AIM OF THE TASK: Exclude all pictures, then copy each of the records exactly as written.

Extracted records:
· · · · ·

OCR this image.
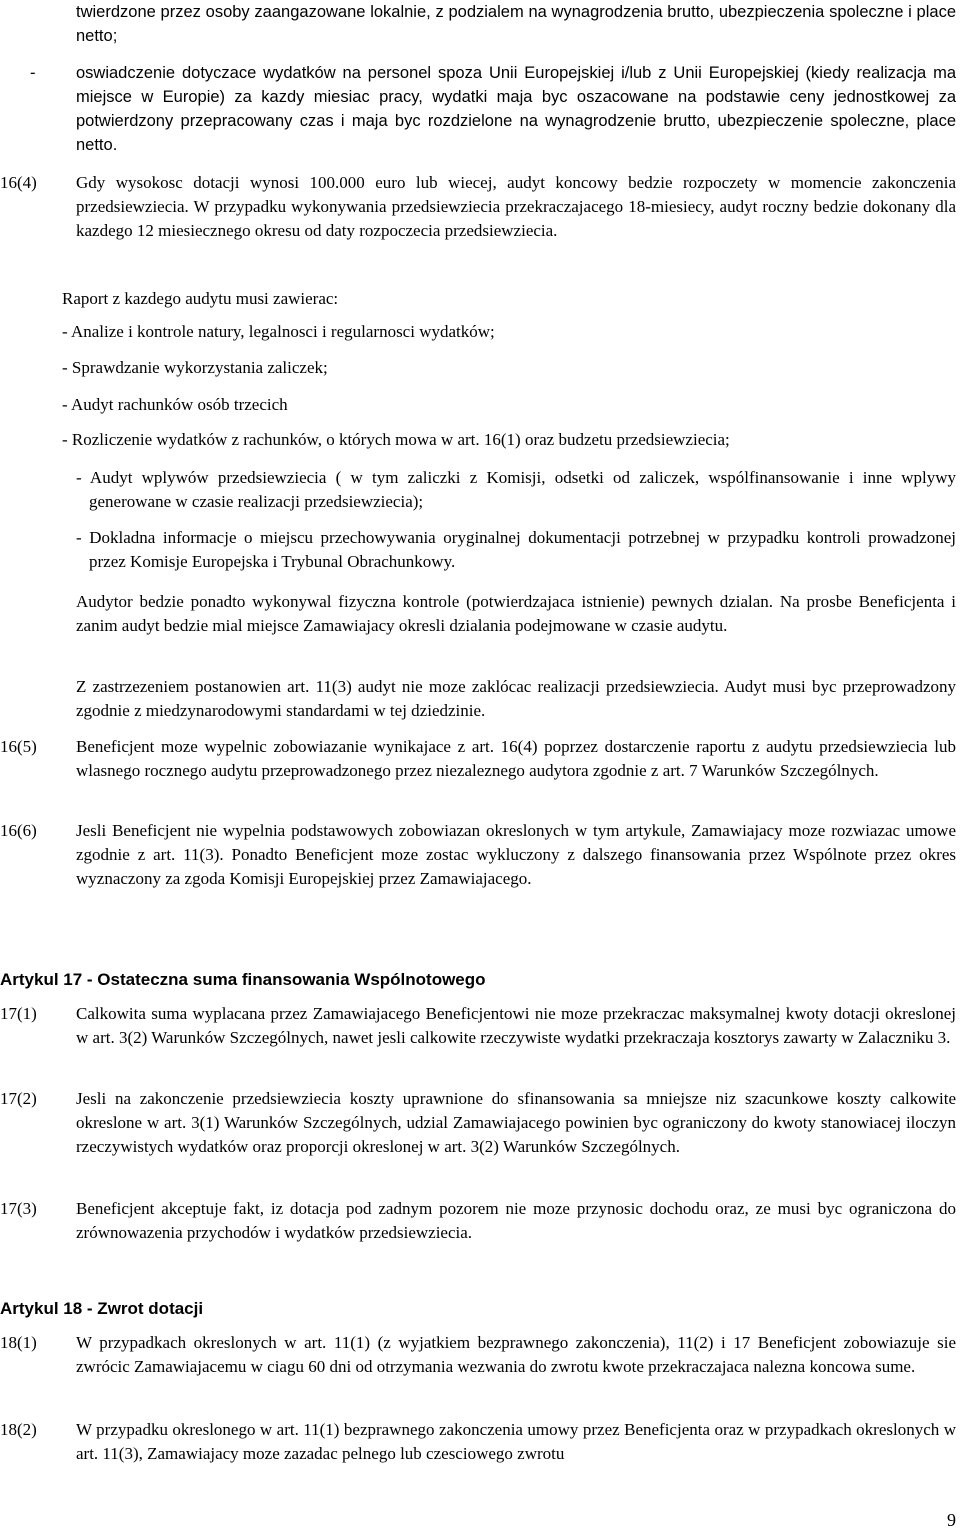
twierdzone przez osoby zaangazowane lokalnie, z podzialem na wynagrodzenia brutto, ubezpieczenia spoleczne i place netto;
-	oswiadczenie dotyczace wydatków na personel spoza Unii Europejskiej i/lub z Unii Europejskiej (kiedy realizacja ma miejsce w Europie) za kazdy miesiac pracy, wydatki maja byc oszacowane na podstawie ceny jednostkowej za potwierdzony przepracowany czas i maja byc rozdzielone na wynagrodzenie brutto, ubezpieczenie spoleczne, place netto.
16(4)	Gdy wysokosc dotacji wynosi 100.000 euro lub wiecej, audyt koncowy bedzie rozpoczety w momencie zakonczenia przedsiewziecia. W przypadku wykonywania przedsiewziecia przekraczajacego 18-miesiecy, audyt roczny bedzie dokonany dla kazdego 12 miesiecznego okresu od daty rozpoczecia przedsiewziecia.
Raport z kazdego audytu musi zawierac:
- Analize i kontrole natury, legalnosci i regularnosci wydatków;
- Sprawdzanie wykorzystania zaliczek;
- Audyt rachunków osób trzecich
- Rozliczenie wydatków z rachunków, o których mowa w art. 16(1) oraz budzetu przedsiewziecia;
- Audyt wplywów przedsiewziecia ( w tym zaliczki z Komisji, odsetki od zaliczek, wspólfinansowanie i inne wplywy generowane w czasie realizacji przedsiewziecia);
- Dokladna informacje o miejscu przechowywania oryginalnej dokumentacji potrzebnej w przypadku kontroli prowadzonej przez Komisje Europejska i Trybunal Obrachunkowy.
Audytor bedzie ponadto wykonywal fizyczna kontrole (potwierdzajaca istnienie) pewnych dzialan. Na prosbe Beneficjenta i zanim audyt bedzie mial miejsce Zamawiajacy okresli dzialania podejmowane w czasie audytu.
Z zastrzezeniem postanowien art. 11(3) audyt nie moze zaklócac realizacji przedsiewziecia. Audyt musi byc przeprowadzony zgodnie z miedzynarodowymi standardami w tej dziedzinie.
16(5)	Beneficjent moze wypelnic zobowiazanie wynikajace z art. 16(4) poprzez dostarczenie raportu z audytu przedsiewziecia lub wlasnego rocznego audytu przeprowadzonego przez niezaleznego audytora zgodnie z art. 7 Warunków Szczególnych.
16(6)	Jesli Beneficjent nie wypelnia podstawowych zobowiazan okreslonych w tym artykule, Zamawiajacy moze rozwiazac umowe zgodnie z art. 11(3). Ponadto Beneficjent moze zostac wykluczony z dalszego finansowania przez Wspólnote przez okres wyznaczony za zgoda Komisji Europejskiej przez Zamawiajacego.
Artykul 17 - Ostateczna suma finansowania Wspólnotowego
17(1)	Calkowita suma wyplacana przez Zamawiajacego Beneficjentowi nie moze przekraczac maksymalnej kwoty dotacji okreslonej w art. 3(2) Warunków Szczególnych, nawet jesli calkowite rzeczywiste wydatki przekraczaja kosztorys zawarty w Zalaczniku 3.
17(2)	Jesli na zakonczenie przedsiewziecia koszty uprawnione do sfinansowania sa mniejsze niz szacunkowe koszty calkowite okreslone w art. 3(1) Warunków Szczególnych, udzial Zamawiajacego powinien byc ograniczony do kwoty stanowiacej iloczyn rzeczywistych wydatków oraz proporcji okreslonej w art. 3(2) Warunków Szczególnych.
17(3)	Beneficjent akceptuje fakt, iz dotacja pod zadnym pozorem nie moze przynosic dochodu oraz, ze musi byc ograniczona do zrównowazenia przychodów i wydatków przedsiewziecia.
Artykul 18 - Zwrot dotacji
18(1)	W przypadkach okreslonych w art. 11(1) (z wyjatkiem bezprawnego zakonczenia), 11(2) i 17 Beneficjent zobowiazuje sie zwrócic Zamawiajacemu w ciagu 60 dni od otrzymania wezwania do zwrotu kwote przekraczajaca nalezna koncowa sume.
18(2)	W przypadku okreslonego w art. 11(1) bezprawnego zakonczenia umowy przez Beneficjenta oraz w przypadkach okreslonych w art. 11(3), Zamawiajacy moze zazadac pelnego lub czesciowego zwrotu
9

· · · · ·

SOLUTION FOR THIS PROBLEM:
OCR this image.
twierdzone przez osoby zaangazowane lokalnie, z podzialem na wynagrodzenia brutto, ubezpieczenia spoleczne i place netto;
-	oswiadczenie dotyczace wydatków na personel spoza Unii Europejskiej i/lub z Unii Europejskiej (kiedy realizacja ma miejsce w Europie) za kazdy miesiac pracy, wydatki maja byc oszacowane na podstawie ceny jednostkowej za potwierdzony przepracowany czas i maja byc rozdzielone na wynagrodzenie brutto, ubezpieczenie spoleczne, place netto.
16(4)	Gdy wysokosc dotacji wynosi 100.000 euro lub wiecej, audyt koncowy bedzie rozpoczety w momencie zakonczenia przedsiewziecia. W przypadku wykonywania przedsiewziecia przekraczajacego 18-miesiecy, audyt roczny bedzie dokonany dla kazdego 12 miesiecznego okresu od daty rozpoczecia przedsiewziecia.
Raport z kazdego audytu musi zawierac:
- Analize i kontrole natury, legalnosci i regularnosci wydatków;
- Sprawdzanie wykorzystania zaliczek;
- Audyt rachunków osób trzecich
- Rozliczenie wydatków z rachunków, o których mowa w art. 16(1) oraz budzetu przedsiewziecia;
- Audyt wplywów przedsiewziecia ( w tym zaliczki z Komisji, odsetki od zaliczek, wspólfinansowanie i inne wplywy generowane w czasie realizacji przedsiewziecia);
- Dokladna informacje o miejscu przechowywania oryginalnej dokumentacji potrzebnej w przypadku kontroli prowadzonej przez Komisje Europejska i Trybunal Obrachunkowy.
Audytor bedzie ponadto wykonywal fizyczna kontrole (potwierdzajaca istnienie) pewnych dzialan. Na prosbe Beneficjenta i zanim audyt bedzie mial miejsce Zamawiajacy okresli dzialania podejmowane w czasie audytu.
Z zastrzezeniem postanowien art. 11(3) audyt nie moze zaklócac realizacji przedsiewziecia. Audyt musi byc przeprowadzony zgodnie z miedzynarodowymi standardami w tej dziedzinie.
16(5)	Beneficjent moze wypelnic zobowiazanie wynikajace z art. 16(4) poprzez dostarczenie raportu z audytu przedsiewziecia lub wlasnego rocznego audytu przeprowadzonego przez niezaleznego audytora zgodnie z art. 7 Warunków Szczególnych.
16(6)	Jesli Beneficjent nie wypelnia podstawowych zobowiazan okreslonych w tym artykule, Zamawiajacy moze rozwiazac umowe zgodnie z art. 11(3). Ponadto Beneficjent moze zostac wykluczony z dalszego finansowania przez Wspólnote przez okres wyznaczony za zgoda Komisji Europejskiej przez Zamawiajacego.
Artykul 17 - Ostateczna suma finansowania Wspólnotowego
17(1)	Calkowita suma wyplacana przez Zamawiajacego Beneficjentowi nie moze przekraczac maksymalnej kwoty dotacji okreslonej w art. 3(2) Warunków Szczególnych, nawet jesli calkowite rzeczywiste wydatki przekraczaja kosztorys zawarty w Zalaczniku 3.
17(2)	Jesli na zakonczenie przedsiewziecia koszty uprawnione do sfinansowania sa mniejsze niz szacunkowe koszty calkowite okreslone w art. 3(1) Warunków Szczególnych, udzial Zamawiajacego powinien byc ograniczony do kwoty stanowiacej iloczyn rzeczywistych wydatków oraz proporcji okreslonej w art. 3(2) Warunków Szczególnych.
17(3)	Beneficjent akceptuje fakt, iz dotacja pod zadnym pozorem nie moze przynosic dochodu oraz, ze musi byc ograniczona do zrównowazenia przychodów i wydatków przedsiewziecia.
Artykul 18 - Zwrot dotacji
18(1)	W przypadkach okreslonych w art. 11(1) (z wyjatkiem bezprawnego zakonczenia), 11(2) i 17 Beneficjent zobowiazuje sie zwrócic Zamawiajacemu w ciagu 60 dni od otrzymania wezwania do zwrotu kwote przekraczajaca nalezna koncowa sume.
18(2)	W przypadku okreslonego w art. 11(1) bezprawnego zakonczenia umowy przez Beneficjenta oraz w przypadkach okreslonych w art. 11(3), Zamawiajacy moze zazadac pelnego lub czesciowego zwrotu
9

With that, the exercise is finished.